Return the entries verbatim and drop every picture.

Data entries:
···
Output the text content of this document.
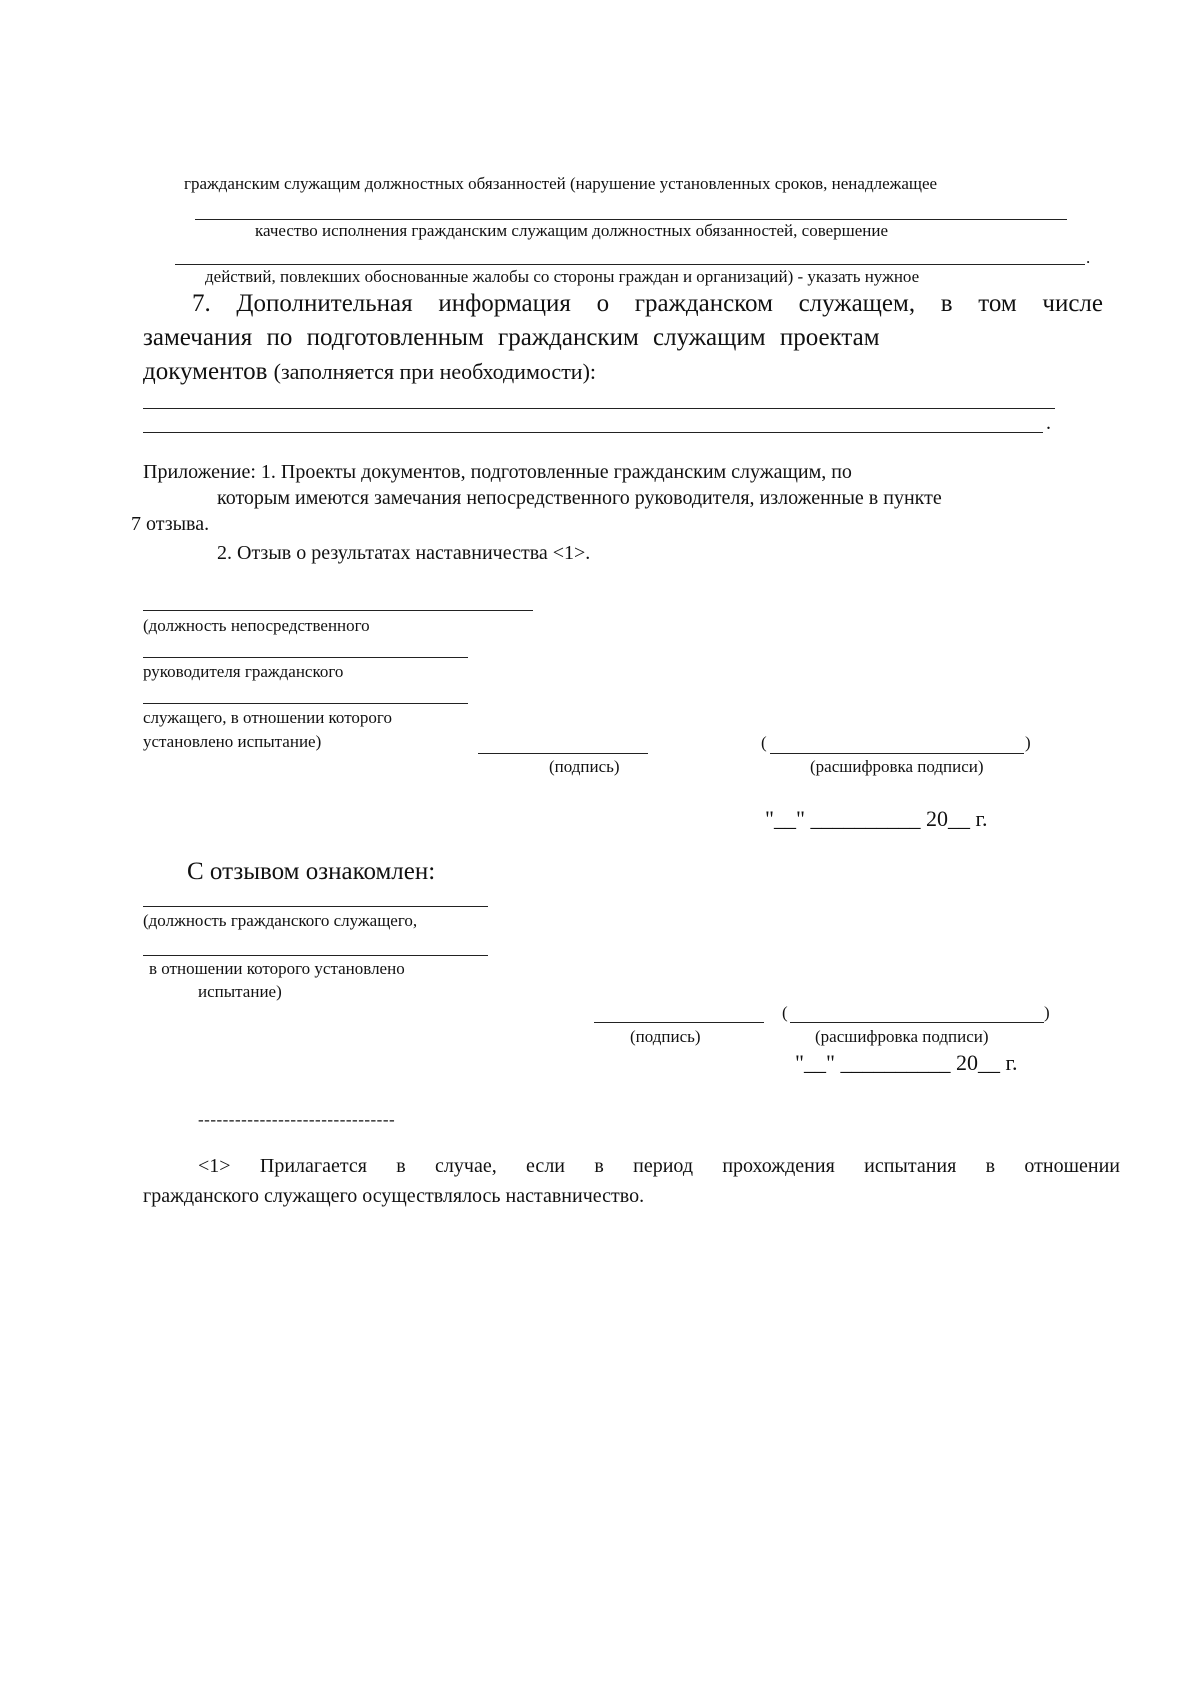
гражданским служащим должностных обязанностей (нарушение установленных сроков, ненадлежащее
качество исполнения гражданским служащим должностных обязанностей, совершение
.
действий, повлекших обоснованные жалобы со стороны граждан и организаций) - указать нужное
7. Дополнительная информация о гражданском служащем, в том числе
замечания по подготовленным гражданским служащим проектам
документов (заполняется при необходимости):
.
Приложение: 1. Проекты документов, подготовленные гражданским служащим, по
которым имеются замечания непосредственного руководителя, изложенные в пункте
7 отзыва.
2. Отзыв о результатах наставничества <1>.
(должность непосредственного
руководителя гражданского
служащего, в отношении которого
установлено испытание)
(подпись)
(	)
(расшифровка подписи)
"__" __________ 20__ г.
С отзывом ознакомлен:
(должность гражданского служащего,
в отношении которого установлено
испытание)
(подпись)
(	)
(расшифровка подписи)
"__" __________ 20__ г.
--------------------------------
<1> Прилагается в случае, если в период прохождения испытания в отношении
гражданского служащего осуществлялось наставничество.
···
Output of the task:
Output the text content of this document.
гражданским служащим должностных обязанностей (нарушение установленных сроков, ненадлежащее
качество исполнения гражданским служащим должностных обязанностей, совершение
.
действий, повлекших обоснованные жалобы со стороны граждан и организаций) - указать нужное
7. Дополнительная информация о гражданском служащем, в том числе
замечания по подготовленным гражданским служащим проектам
документов (заполняется при необходимости):
.
Приложение: 1. Проекты документов, подготовленные гражданским служащим, по
которым имеются замечания непосредственного руководителя, изложенные в пункте
7 отзыва.
2. Отзыв о результатах наставничества <1>.
(должность непосредственного
руководителя гражданского
служащего, в отношении которого
установлено испытание)
(подпись)
(	)
(расшифровка подписи)
"__" __________ 20__ г.
С отзывом ознакомлен:
(должность гражданского служащего,
в отношении которого установлено
испытание)
(подпись)
(	)
(расшифровка подписи)
"__" __________ 20__ г.
--------------------------------
<1> Прилагается в случае, если в период прохождения испытания в отношении
гражданского служащего осуществлялось наставничество.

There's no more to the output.